• _Exercise brief_
Copy out each line below that has the word "gain" in it.

• _Material_

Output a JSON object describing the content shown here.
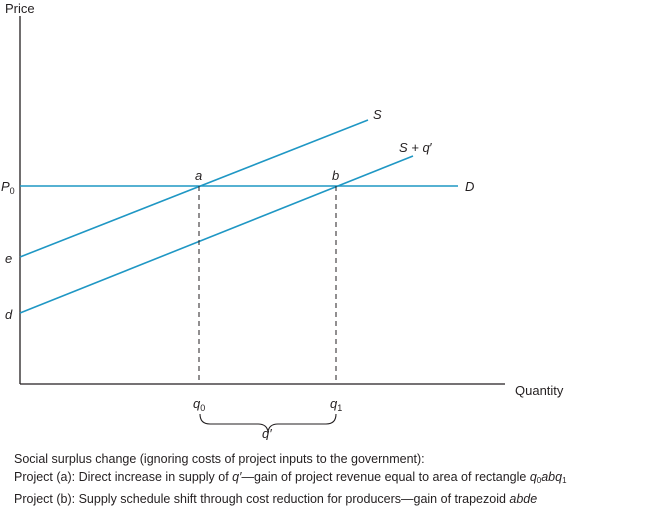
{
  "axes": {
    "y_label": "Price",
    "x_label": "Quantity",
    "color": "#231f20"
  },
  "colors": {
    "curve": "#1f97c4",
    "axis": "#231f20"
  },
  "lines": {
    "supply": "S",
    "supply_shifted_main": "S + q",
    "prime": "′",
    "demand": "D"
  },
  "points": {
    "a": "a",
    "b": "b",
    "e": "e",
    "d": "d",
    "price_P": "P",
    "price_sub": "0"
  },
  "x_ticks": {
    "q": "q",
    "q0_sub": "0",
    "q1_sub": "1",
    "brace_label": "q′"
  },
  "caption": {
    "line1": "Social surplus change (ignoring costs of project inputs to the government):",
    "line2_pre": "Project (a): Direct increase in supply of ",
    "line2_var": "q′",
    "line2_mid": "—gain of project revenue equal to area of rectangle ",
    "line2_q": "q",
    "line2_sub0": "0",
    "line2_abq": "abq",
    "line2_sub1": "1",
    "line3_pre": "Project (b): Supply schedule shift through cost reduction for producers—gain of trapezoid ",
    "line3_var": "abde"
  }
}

• _Expected answer_
    "line2_mid": "—gain of project revenue equal to area of rectangle ",
    "line3_pre": "Project (b): Supply schedule shift through cost reduction for producers—gain of trapezoid ",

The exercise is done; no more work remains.